[Data entries]
┌────────

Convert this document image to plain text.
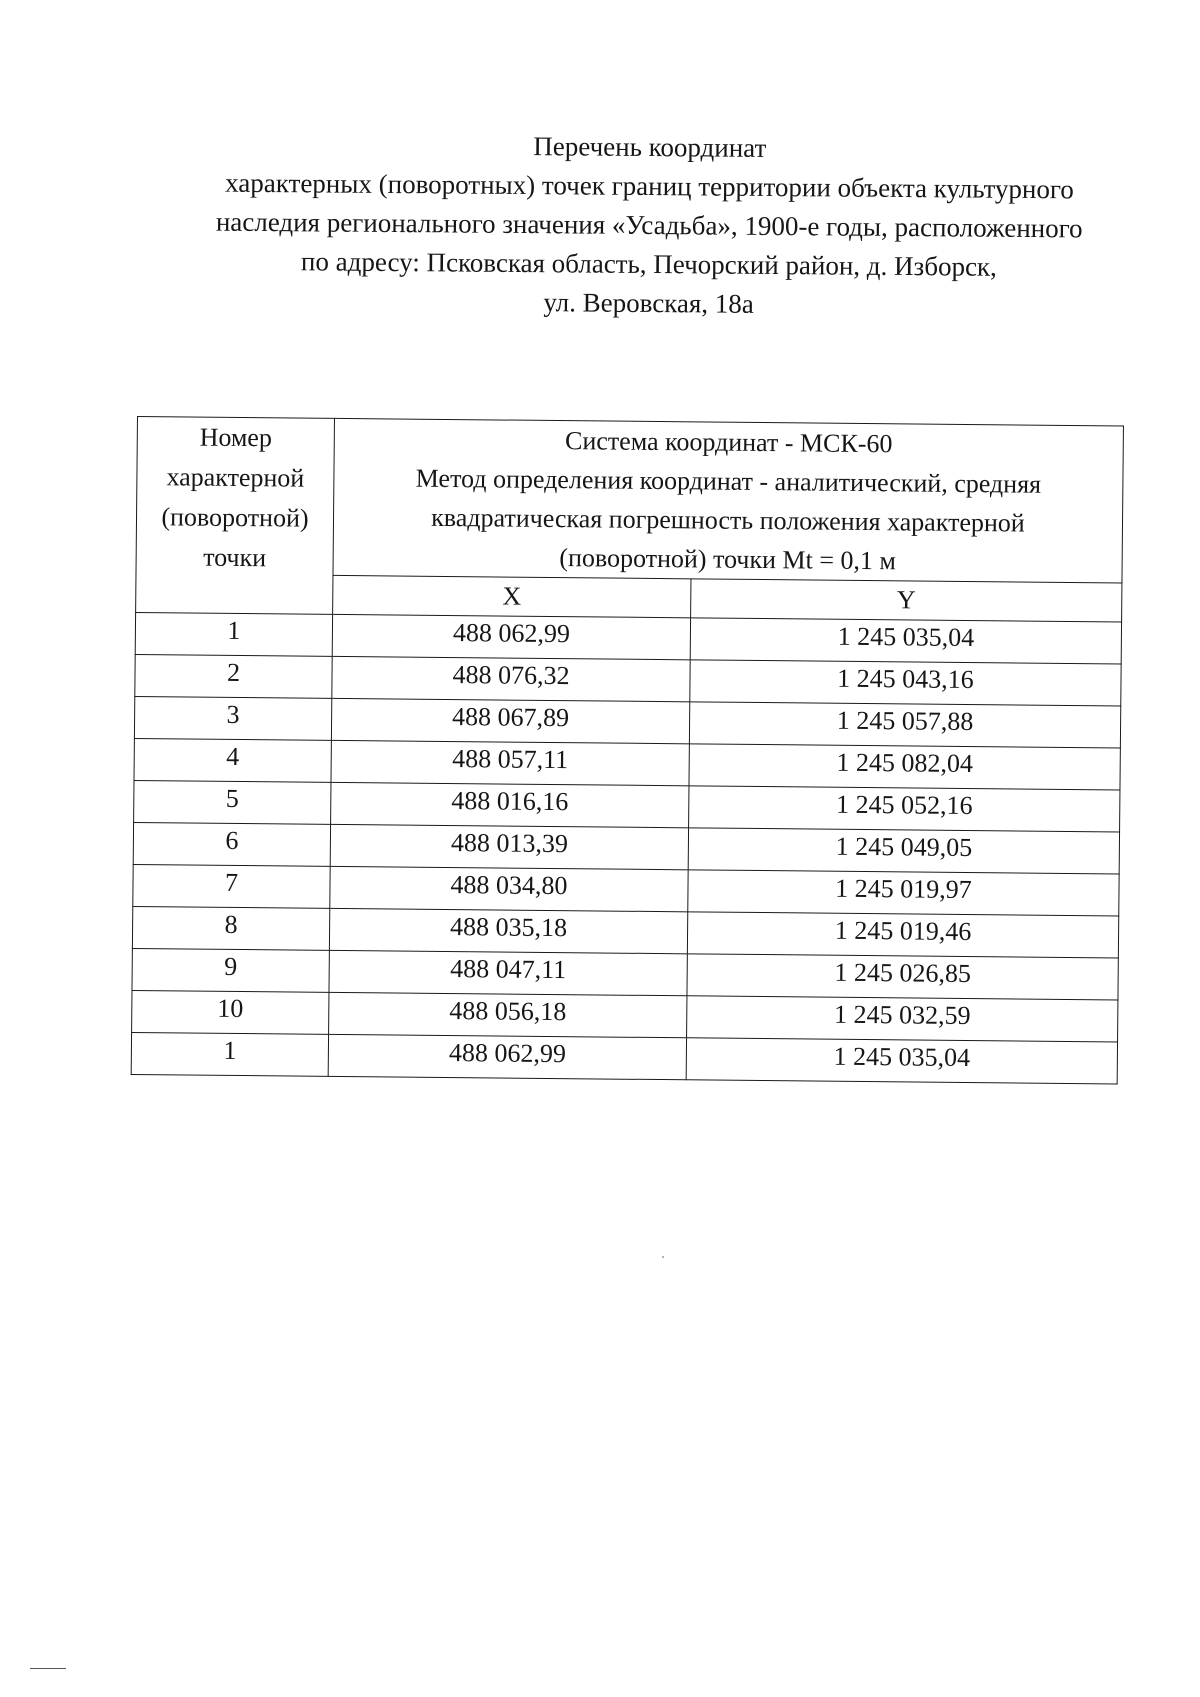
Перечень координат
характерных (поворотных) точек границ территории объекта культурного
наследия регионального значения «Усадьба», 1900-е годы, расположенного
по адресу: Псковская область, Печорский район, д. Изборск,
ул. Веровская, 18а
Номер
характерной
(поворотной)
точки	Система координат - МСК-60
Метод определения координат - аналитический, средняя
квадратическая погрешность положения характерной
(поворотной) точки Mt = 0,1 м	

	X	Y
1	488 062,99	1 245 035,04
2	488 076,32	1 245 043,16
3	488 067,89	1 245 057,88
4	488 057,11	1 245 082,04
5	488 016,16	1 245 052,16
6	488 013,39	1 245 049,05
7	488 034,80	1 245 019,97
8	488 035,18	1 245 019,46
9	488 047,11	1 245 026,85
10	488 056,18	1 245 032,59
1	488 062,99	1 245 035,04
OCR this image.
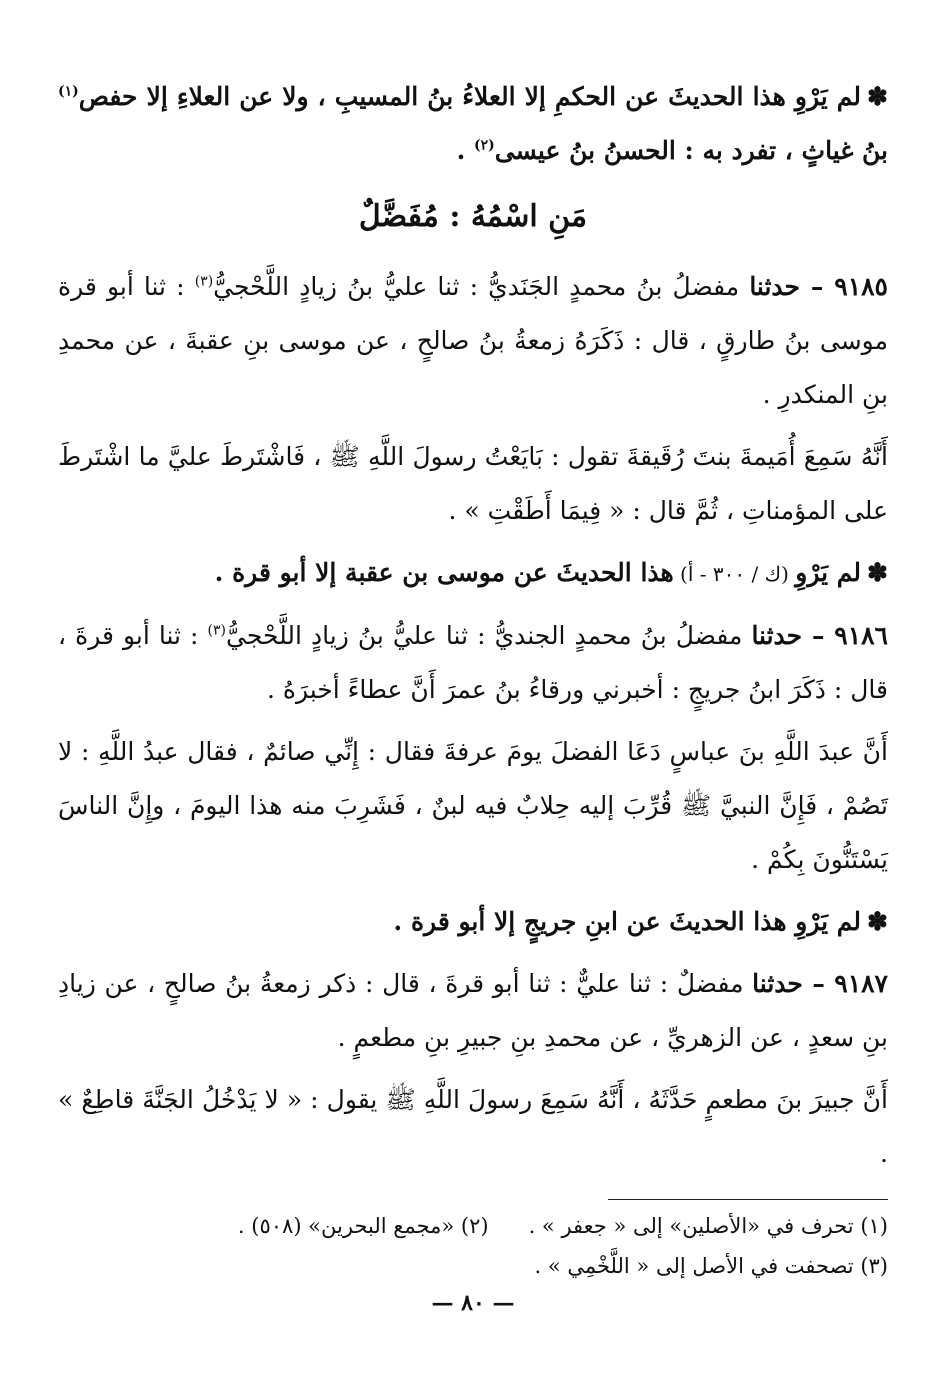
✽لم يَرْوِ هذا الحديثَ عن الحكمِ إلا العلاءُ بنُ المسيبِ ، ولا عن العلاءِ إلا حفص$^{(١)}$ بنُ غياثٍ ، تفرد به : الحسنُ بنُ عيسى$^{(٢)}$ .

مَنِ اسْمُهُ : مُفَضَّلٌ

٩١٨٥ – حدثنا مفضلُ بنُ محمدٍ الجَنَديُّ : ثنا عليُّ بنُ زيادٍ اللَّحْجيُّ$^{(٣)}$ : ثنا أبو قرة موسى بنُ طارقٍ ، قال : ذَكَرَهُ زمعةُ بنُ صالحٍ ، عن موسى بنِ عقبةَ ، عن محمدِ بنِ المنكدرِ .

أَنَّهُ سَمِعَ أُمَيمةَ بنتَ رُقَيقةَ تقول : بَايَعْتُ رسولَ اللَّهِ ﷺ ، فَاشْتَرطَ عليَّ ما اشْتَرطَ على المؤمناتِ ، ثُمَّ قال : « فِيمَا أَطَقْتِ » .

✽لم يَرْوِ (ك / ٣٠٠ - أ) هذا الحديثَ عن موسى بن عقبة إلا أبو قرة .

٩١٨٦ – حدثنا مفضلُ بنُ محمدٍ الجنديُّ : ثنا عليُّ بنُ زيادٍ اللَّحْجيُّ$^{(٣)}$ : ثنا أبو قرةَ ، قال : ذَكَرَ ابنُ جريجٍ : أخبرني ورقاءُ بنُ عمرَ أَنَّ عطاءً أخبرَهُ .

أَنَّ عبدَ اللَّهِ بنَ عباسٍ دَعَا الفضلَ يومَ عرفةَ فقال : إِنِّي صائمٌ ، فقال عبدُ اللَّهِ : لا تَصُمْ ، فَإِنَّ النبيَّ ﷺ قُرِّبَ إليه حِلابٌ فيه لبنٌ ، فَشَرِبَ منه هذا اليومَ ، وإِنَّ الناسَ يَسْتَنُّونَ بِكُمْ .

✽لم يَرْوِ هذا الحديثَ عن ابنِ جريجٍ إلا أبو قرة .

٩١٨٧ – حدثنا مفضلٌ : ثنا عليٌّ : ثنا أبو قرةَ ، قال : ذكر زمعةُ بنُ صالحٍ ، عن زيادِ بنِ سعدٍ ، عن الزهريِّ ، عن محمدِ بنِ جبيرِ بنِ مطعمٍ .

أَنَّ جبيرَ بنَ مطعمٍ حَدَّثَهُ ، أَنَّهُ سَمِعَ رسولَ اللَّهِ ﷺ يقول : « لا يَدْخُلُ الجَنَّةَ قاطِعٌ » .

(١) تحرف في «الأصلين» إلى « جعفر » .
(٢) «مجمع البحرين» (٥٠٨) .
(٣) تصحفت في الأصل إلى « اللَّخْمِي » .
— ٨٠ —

└────────
┌────────

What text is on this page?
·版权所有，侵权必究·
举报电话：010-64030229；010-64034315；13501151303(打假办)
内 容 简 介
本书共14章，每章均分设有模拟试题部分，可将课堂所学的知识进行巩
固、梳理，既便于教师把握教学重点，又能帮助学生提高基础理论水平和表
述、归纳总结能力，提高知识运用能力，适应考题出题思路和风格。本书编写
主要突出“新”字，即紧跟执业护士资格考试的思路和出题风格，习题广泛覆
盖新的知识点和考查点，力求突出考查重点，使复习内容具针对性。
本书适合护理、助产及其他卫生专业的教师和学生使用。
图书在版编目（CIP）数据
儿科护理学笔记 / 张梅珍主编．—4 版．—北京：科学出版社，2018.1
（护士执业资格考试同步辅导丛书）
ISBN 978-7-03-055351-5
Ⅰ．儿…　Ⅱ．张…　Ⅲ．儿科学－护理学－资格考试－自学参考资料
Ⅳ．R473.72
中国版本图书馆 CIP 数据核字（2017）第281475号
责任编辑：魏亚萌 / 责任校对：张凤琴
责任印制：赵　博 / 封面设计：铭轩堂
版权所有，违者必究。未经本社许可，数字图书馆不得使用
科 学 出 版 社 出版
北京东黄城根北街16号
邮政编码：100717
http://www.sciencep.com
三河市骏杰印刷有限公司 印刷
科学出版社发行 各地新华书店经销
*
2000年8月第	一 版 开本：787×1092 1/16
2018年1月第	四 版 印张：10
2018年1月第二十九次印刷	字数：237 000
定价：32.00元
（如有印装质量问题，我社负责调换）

└────────
┌────────

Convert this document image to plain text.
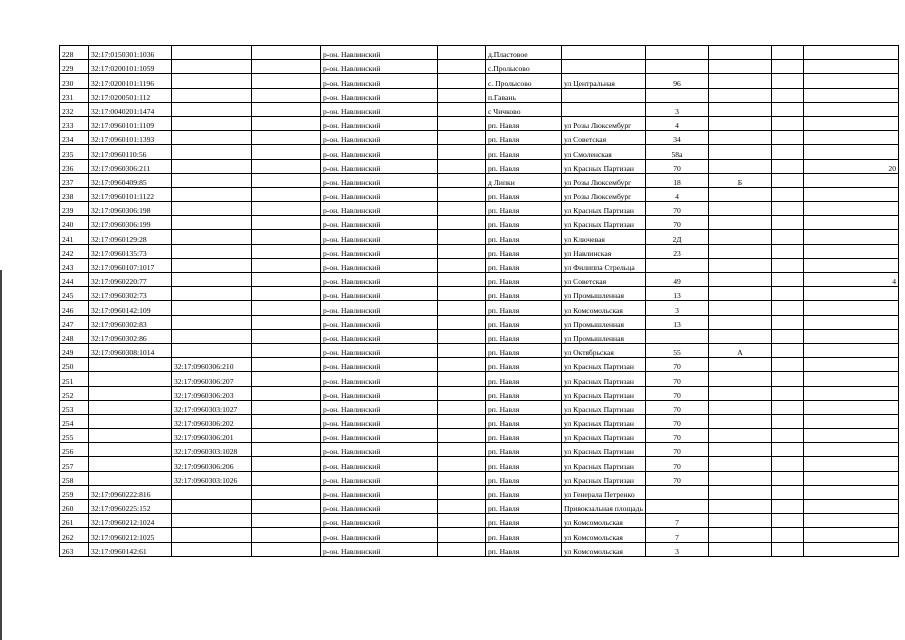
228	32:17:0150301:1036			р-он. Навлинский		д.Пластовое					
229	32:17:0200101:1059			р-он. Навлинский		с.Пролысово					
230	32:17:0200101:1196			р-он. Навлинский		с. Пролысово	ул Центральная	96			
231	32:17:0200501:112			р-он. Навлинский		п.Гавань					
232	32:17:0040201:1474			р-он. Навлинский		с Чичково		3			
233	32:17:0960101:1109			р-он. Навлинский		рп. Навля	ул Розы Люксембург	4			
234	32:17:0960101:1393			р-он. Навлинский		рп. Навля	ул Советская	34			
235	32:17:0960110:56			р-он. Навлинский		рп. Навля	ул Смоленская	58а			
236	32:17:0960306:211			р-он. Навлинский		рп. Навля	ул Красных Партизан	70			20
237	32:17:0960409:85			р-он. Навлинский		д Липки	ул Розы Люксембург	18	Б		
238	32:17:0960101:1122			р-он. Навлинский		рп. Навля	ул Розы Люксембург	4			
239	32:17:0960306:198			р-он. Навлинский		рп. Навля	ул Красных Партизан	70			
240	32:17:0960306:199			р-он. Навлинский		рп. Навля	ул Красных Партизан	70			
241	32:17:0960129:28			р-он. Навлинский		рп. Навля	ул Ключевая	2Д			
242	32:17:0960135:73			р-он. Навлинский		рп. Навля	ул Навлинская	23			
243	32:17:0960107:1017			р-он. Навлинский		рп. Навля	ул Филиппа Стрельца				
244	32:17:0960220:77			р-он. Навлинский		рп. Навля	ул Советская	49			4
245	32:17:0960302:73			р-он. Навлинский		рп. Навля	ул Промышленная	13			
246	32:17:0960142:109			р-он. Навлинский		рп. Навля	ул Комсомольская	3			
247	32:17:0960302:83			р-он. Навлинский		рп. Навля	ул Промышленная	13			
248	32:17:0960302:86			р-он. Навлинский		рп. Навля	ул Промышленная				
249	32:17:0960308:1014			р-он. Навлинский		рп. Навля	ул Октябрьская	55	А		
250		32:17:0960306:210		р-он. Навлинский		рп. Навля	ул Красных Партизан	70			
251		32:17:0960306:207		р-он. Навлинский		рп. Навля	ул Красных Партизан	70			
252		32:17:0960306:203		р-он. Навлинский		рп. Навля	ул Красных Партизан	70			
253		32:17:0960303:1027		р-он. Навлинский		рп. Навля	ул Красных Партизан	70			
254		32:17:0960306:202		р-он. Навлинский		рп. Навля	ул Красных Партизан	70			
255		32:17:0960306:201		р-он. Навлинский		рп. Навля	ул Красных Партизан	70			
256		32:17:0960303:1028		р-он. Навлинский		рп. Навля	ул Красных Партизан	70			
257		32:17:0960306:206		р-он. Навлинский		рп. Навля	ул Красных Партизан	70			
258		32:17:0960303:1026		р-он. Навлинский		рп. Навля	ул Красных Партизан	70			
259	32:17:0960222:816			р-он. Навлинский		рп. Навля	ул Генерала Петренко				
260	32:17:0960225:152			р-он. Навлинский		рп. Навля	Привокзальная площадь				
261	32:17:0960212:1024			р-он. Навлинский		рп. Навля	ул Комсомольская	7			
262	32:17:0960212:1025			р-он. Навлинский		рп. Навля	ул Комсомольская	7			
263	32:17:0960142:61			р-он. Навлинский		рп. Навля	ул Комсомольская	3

└────────

▸ **What you are asked to do**: List every line in the records above that contains the word "محمد".

▸ **Response to this exercise**:
٩١٨٥ – حدثنا مفضلُ بنُ محمدٍ الجَنَديُّ : ثنا عليُّ بنُ زيادٍ اللَّحْجيُّ$^{(٣)}$ : ثنا أبو قرة موسى بنُ طارقٍ ، قال : ذَكَرَهُ زمعةُ بنُ صالحٍ ، عن موسى بنِ عقبةَ ، عن محمدِ بنِ المنكدرِ .
٩١٨٦ – حدثنا مفضلُ بنُ محمدٍ الجنديُّ : ثنا عليُّ بنُ زيادٍ اللَّحْجيُّ$^{(٣)}$ : ثنا أبو قرةَ ، قال : ذَكَرَ ابنُ جريجٍ : أخبرني ورقاءُ بنُ عمرَ أَنَّ عطاءً أخبرَهُ .
٩١٨٧ – حدثنا مفضلٌ : ثنا عليٌّ : ثنا أبو قرةَ ، قال : ذكر زمعةُ بنُ صالحٍ ، عن زيادِ بنِ سعدٍ ، عن الزهريِّ ، عن محمدِ بنِ جبيرِ بنِ مطعمٍ .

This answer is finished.